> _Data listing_
^^^^^^^^^^^^^^^^

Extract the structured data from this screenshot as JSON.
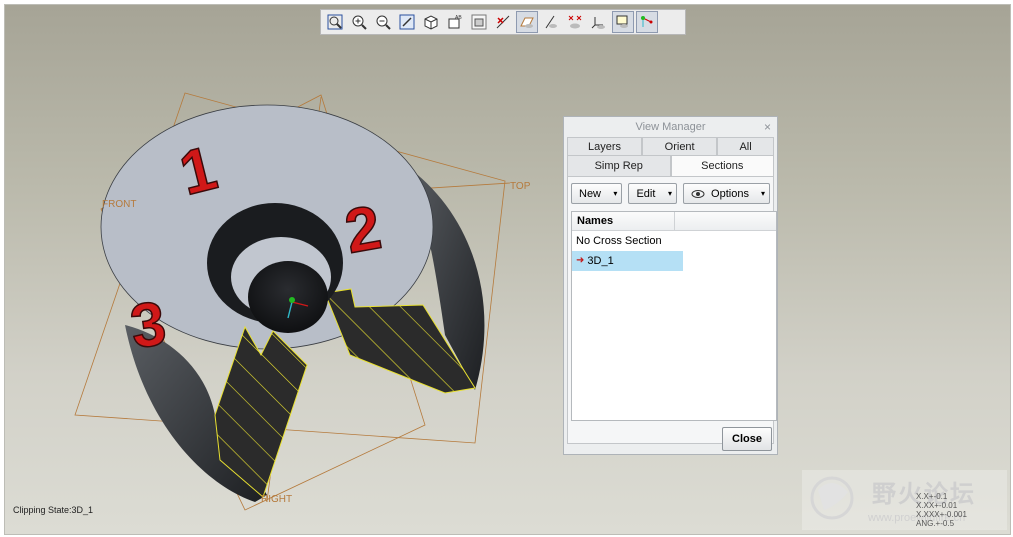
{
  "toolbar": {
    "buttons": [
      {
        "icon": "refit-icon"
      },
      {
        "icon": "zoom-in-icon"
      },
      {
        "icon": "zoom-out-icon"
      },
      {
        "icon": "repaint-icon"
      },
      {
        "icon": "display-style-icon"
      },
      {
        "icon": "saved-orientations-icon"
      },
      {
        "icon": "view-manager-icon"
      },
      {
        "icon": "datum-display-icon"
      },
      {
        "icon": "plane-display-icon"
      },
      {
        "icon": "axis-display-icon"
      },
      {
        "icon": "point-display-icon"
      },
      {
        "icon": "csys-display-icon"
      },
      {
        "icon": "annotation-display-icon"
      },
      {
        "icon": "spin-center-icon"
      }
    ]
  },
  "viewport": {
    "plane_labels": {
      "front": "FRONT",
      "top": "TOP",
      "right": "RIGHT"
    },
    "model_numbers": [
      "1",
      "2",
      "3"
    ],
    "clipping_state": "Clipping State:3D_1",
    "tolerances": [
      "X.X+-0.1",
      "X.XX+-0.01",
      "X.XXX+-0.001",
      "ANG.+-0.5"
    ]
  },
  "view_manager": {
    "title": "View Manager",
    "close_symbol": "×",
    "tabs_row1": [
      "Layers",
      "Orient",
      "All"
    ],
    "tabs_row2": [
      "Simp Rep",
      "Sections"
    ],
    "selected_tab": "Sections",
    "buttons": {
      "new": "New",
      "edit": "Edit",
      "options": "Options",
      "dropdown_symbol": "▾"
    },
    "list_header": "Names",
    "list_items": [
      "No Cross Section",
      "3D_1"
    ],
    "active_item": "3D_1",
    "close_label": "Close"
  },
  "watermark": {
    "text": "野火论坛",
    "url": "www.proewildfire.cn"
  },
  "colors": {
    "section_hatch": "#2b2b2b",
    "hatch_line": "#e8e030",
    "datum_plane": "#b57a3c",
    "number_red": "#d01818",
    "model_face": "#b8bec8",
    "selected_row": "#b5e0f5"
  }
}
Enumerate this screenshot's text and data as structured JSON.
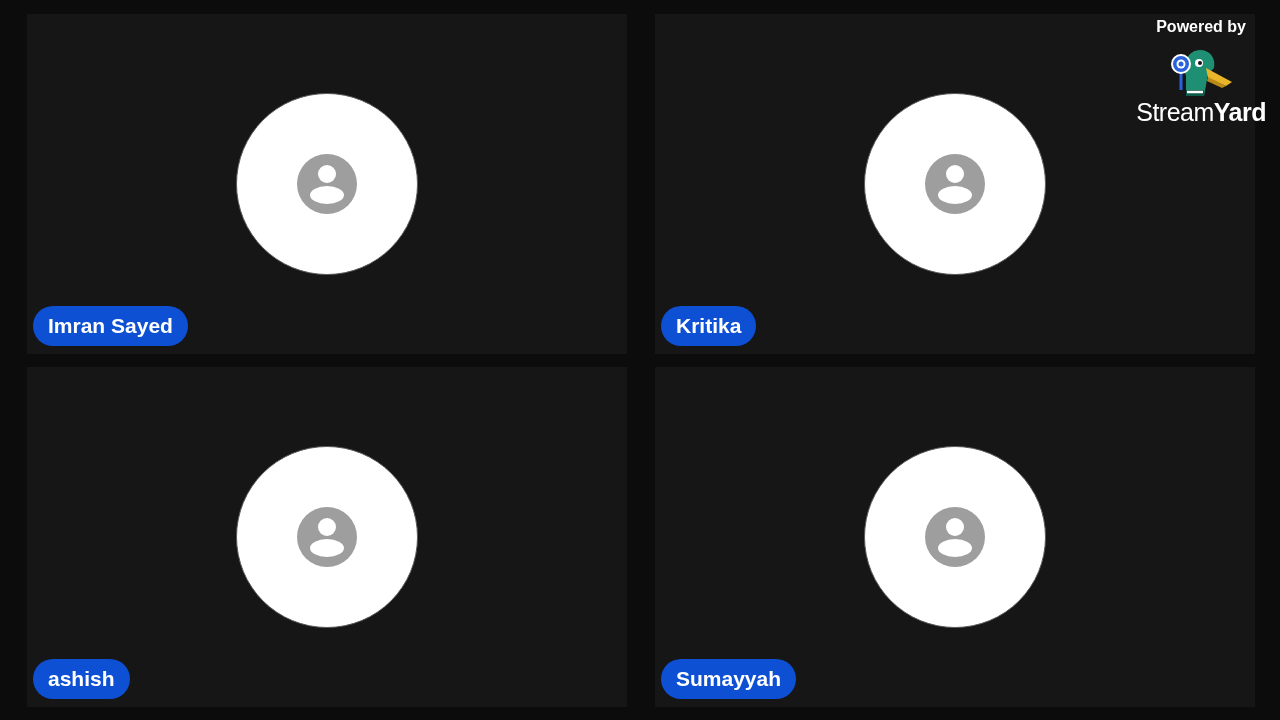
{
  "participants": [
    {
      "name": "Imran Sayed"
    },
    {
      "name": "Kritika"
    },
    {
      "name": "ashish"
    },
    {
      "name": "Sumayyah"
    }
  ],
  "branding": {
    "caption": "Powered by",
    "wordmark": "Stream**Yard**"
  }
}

^^^^^^^^^^^^^^^^

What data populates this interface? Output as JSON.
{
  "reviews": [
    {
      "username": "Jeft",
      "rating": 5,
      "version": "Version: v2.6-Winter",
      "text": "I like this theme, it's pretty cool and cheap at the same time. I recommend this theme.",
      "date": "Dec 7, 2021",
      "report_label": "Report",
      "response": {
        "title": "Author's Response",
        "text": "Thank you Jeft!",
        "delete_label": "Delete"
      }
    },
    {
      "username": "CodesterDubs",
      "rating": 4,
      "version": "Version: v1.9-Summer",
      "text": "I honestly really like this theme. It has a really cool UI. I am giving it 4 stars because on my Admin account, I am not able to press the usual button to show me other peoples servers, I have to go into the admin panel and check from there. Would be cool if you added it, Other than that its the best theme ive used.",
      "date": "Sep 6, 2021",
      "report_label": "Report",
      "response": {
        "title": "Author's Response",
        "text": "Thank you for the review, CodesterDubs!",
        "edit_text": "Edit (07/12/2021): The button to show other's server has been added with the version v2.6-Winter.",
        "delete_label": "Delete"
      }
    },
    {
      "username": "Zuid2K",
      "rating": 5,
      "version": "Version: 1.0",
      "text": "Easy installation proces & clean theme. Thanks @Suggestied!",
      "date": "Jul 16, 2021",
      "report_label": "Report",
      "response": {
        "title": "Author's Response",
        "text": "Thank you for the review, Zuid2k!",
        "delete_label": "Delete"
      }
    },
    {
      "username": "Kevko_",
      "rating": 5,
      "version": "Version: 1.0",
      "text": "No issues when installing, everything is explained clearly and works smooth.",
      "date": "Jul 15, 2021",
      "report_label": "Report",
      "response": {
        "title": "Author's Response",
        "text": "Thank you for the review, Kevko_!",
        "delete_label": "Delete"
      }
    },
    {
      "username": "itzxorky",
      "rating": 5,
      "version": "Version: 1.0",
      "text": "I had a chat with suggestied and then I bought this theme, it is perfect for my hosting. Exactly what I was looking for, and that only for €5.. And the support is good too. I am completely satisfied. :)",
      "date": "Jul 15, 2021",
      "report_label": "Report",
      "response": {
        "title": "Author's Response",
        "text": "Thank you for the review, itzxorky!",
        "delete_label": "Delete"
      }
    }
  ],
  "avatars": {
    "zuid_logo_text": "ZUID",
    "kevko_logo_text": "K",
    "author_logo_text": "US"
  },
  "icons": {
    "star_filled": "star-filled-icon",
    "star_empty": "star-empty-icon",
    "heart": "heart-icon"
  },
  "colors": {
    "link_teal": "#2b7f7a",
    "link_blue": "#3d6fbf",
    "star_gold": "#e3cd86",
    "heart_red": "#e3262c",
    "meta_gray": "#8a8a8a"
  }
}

^^^^^^^^^^^^^^^^

> _Requirement_
Go through the listing above and list every line that has the word "added".

> _Result_
      "text": "I honestly really like this theme. It has a really cool UI. I am giving it 4 stars because on my Admin account, I am not able to press the usual button to show me other peoples servers, I have to go into the admin panel and check from there. Would be cool if you added it, Other than that its the best theme ive used.",
        "edit_text": "Edit (07/12/2021): The button to show other's server has been added with the version v2.6-Winter.",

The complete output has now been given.